## Requirement
Only lines holding the string "outre" are wanted; copy each one from the material.

(Recorded data)
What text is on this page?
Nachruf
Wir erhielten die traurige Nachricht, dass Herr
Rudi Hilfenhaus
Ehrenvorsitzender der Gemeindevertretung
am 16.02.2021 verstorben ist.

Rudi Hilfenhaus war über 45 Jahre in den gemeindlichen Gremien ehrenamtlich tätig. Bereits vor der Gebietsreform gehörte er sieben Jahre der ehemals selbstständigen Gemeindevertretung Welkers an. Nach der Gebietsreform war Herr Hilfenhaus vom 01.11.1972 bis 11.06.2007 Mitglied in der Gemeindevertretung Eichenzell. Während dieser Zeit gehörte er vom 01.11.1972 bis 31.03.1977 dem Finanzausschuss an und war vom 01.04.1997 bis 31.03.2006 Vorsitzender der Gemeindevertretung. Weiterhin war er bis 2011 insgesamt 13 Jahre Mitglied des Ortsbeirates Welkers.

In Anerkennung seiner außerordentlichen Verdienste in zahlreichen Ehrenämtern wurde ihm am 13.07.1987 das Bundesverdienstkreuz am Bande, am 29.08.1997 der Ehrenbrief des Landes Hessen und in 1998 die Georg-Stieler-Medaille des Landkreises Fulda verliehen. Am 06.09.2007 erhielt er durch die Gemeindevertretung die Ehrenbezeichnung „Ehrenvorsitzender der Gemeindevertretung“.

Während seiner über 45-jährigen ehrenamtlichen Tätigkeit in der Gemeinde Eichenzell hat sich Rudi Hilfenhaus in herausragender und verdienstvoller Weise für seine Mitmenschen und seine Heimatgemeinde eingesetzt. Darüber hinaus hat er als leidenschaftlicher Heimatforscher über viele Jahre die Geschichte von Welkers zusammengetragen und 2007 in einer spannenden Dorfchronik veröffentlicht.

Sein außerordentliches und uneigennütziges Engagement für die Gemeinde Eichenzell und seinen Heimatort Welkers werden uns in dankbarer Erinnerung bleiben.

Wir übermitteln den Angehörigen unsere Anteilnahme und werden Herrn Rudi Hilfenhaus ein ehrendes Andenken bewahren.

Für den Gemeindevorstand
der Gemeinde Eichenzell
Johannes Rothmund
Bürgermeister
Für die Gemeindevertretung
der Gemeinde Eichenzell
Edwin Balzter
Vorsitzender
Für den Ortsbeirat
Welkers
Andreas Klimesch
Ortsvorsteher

* * *

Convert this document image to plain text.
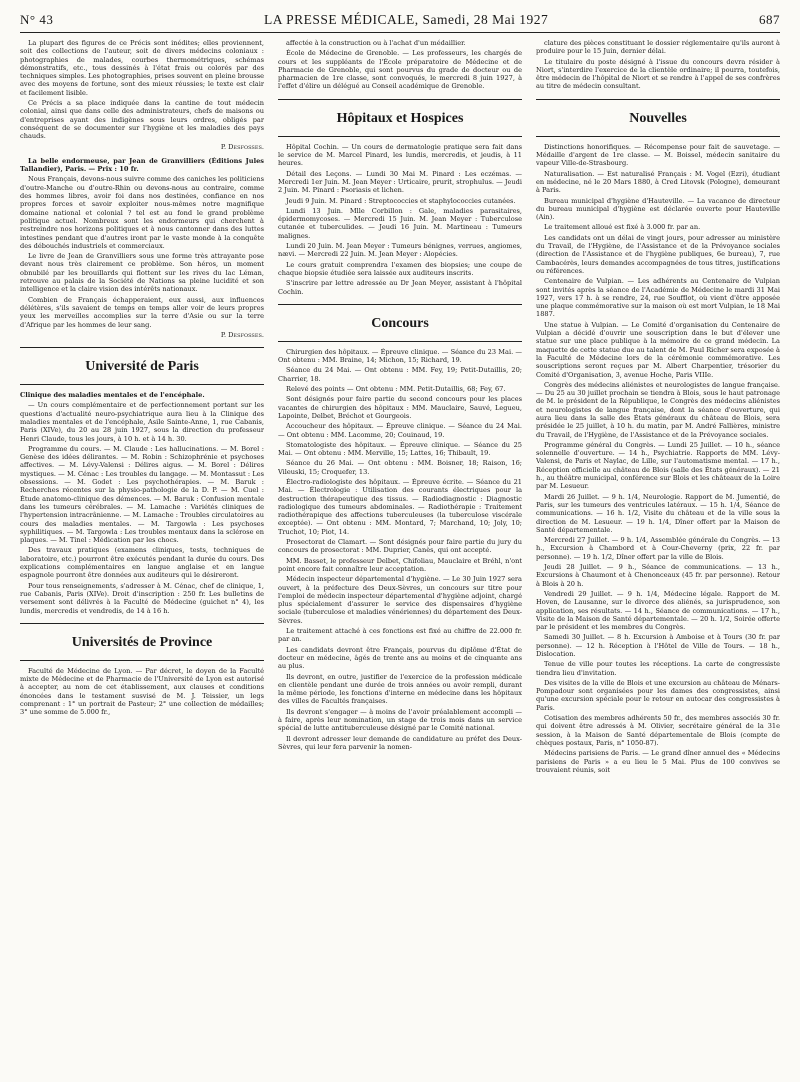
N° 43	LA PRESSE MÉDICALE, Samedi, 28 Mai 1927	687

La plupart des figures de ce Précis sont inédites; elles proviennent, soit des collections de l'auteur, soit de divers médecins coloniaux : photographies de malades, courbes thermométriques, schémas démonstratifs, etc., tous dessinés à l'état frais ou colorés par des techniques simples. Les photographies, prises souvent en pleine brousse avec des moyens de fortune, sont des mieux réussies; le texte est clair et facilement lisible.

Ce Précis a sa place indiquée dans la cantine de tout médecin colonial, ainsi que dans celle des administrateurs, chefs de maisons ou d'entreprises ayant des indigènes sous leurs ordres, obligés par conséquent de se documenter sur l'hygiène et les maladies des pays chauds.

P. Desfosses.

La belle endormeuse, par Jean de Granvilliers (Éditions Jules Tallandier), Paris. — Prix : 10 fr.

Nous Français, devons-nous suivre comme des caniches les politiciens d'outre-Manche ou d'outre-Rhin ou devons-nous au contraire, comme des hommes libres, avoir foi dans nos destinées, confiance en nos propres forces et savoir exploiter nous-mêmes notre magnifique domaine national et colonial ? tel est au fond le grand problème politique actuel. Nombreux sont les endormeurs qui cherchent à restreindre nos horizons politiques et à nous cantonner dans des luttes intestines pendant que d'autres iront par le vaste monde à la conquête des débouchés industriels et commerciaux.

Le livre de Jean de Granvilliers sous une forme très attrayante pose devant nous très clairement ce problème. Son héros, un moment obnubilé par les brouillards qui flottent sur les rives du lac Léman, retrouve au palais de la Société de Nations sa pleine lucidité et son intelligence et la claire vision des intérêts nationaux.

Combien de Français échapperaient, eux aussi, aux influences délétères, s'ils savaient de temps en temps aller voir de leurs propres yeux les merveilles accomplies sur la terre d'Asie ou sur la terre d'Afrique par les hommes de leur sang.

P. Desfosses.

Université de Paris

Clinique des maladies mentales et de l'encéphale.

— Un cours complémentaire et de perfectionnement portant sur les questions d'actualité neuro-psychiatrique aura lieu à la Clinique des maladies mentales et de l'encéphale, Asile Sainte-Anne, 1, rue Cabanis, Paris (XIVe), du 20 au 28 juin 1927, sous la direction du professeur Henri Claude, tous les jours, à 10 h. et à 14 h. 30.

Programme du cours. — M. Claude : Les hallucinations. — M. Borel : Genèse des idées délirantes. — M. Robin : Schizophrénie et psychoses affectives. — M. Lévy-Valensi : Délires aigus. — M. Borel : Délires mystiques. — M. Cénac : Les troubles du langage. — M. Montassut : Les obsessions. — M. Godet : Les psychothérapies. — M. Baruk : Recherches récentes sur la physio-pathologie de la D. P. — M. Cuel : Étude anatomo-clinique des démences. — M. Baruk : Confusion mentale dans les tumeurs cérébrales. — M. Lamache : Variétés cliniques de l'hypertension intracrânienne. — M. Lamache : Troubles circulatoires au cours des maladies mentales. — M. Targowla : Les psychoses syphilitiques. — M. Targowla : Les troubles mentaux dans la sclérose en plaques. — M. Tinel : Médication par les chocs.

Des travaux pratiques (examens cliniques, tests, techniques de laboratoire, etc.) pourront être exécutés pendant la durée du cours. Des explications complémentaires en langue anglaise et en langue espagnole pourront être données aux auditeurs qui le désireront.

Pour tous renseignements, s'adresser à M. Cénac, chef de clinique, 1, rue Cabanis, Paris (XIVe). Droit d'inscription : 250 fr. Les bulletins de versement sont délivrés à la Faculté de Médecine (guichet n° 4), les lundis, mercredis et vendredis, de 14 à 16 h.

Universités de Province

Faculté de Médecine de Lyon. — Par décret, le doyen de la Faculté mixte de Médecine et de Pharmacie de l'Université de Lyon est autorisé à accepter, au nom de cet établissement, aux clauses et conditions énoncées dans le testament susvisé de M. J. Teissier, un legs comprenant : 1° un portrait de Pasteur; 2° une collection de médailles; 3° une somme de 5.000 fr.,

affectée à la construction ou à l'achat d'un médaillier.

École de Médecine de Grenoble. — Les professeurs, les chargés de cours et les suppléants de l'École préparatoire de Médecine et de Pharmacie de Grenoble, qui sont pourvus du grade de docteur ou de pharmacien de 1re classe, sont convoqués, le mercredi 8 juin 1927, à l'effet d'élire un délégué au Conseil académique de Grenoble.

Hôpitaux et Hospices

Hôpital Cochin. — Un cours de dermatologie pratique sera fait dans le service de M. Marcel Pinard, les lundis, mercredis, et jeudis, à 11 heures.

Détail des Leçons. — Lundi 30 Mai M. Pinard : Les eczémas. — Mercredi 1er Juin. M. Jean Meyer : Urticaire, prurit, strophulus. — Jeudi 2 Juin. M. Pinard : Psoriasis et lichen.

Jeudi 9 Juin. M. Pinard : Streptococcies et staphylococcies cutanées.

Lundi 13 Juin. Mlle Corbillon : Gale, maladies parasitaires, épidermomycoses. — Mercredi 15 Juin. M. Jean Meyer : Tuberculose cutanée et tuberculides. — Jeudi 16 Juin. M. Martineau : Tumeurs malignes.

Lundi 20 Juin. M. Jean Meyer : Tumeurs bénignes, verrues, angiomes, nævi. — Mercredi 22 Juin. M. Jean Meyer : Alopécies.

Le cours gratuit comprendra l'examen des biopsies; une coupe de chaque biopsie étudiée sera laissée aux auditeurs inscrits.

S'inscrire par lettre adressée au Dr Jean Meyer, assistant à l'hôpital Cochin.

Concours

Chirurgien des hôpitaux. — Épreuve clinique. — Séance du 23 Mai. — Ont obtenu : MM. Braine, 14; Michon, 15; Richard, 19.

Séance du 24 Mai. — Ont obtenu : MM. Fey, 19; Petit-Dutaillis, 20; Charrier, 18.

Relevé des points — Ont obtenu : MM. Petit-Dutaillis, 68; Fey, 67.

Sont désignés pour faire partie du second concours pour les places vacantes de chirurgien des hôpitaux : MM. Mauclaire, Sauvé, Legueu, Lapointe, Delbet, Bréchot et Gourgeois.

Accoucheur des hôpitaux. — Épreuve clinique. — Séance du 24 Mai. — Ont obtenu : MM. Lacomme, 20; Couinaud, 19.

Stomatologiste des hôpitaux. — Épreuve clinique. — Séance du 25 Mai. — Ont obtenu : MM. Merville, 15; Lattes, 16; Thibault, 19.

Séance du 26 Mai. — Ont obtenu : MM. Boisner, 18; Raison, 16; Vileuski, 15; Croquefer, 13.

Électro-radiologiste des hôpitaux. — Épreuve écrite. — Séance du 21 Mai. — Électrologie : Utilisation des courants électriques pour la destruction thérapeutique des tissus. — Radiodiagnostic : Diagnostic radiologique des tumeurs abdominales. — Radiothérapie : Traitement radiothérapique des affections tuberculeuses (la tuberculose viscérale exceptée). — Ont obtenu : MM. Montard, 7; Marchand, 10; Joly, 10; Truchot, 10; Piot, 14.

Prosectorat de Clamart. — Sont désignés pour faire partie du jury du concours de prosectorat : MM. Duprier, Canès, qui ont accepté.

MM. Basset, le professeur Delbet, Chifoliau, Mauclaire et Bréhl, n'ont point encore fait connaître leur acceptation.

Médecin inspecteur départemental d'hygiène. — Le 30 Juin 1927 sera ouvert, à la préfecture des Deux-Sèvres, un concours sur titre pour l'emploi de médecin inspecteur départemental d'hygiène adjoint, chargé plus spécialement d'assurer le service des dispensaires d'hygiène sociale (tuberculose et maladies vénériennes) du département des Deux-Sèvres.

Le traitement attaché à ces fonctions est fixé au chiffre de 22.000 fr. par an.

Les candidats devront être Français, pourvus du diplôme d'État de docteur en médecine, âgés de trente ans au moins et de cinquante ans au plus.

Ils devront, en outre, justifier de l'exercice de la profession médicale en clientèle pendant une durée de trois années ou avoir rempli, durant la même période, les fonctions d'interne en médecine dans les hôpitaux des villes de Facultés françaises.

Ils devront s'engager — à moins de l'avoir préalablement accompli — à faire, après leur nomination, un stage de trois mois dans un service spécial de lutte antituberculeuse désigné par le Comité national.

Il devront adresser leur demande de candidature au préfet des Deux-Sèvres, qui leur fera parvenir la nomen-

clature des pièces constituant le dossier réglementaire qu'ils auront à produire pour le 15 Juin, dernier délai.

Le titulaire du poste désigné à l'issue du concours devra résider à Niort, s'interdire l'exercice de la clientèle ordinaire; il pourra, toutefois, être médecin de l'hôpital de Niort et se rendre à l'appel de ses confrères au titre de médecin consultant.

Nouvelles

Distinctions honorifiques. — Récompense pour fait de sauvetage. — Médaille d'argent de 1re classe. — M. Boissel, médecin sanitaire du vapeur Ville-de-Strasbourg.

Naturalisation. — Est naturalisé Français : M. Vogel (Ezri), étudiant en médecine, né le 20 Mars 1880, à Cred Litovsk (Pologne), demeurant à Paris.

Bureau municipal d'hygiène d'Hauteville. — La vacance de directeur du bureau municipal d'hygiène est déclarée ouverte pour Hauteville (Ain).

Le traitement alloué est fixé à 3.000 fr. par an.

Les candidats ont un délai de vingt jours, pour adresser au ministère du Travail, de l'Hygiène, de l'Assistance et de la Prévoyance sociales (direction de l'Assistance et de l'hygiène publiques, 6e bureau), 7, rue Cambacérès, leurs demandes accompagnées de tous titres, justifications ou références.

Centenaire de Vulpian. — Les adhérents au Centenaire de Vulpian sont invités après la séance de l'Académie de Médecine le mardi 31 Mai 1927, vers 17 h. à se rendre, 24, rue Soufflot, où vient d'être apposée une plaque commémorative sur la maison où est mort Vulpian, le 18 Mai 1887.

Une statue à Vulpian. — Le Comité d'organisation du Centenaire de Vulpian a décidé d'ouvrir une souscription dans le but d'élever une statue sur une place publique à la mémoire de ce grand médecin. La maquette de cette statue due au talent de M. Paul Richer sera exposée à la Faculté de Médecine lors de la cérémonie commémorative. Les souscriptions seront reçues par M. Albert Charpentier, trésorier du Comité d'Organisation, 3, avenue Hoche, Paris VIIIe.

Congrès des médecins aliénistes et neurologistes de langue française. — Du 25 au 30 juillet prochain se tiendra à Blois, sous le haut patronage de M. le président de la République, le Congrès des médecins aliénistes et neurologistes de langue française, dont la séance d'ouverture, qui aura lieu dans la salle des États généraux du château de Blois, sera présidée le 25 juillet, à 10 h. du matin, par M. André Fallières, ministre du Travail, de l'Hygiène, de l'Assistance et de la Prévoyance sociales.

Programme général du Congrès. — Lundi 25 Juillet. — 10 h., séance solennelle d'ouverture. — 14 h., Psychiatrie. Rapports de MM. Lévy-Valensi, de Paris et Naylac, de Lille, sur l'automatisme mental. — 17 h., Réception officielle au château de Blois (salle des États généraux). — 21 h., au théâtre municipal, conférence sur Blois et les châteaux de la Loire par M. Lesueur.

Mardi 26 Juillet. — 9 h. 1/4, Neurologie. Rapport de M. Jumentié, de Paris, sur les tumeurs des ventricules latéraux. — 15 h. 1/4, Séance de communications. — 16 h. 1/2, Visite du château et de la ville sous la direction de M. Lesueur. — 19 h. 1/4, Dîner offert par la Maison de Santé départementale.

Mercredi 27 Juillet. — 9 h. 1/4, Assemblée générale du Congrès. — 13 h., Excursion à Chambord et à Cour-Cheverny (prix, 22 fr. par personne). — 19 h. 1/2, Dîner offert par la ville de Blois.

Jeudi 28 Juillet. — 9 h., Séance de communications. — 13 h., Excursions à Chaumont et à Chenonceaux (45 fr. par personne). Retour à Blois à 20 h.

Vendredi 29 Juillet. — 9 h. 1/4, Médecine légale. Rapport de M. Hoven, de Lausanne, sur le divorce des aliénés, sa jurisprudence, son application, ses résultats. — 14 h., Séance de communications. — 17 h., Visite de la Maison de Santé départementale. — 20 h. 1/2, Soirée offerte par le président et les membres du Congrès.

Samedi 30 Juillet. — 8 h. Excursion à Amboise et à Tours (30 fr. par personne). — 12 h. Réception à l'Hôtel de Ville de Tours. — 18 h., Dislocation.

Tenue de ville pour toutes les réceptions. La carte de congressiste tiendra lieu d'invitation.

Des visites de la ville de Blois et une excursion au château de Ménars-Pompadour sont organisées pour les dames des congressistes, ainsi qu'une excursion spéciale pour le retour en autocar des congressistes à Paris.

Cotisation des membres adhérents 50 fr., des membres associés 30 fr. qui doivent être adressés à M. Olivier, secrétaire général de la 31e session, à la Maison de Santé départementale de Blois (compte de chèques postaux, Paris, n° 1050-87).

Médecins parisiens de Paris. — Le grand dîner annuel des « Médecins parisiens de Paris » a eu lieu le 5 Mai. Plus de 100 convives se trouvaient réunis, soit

## Task response
Nous Français, devons-nous suivre comme des caniches les politiciens d'outre-Manche ou d'outre-Rhin ou devons-nous au contraire, comme des hommes libres, avoir foi dans nos destinées, confiance en nos propres forces et savoir exploiter nous-mêmes notre magnifique domaine national et colonial ? tel est au fond le grand problème politique actuel. Nombreux sont les endormeurs qui cherchent à restreindre nos horizons politiques et à nous cantonner dans des luttes intestines pendant que d'autres iront par le vaste monde à la conquête des débouchés industriels et commerciaux.
Ils devront, en outre, justifier de l'exercice de la profession médicale en clientèle pendant une durée de trois années ou avoir rempli, durant la même période, les fonctions d'interne en médecine dans les hôpitaux des villes de Facultés françaises.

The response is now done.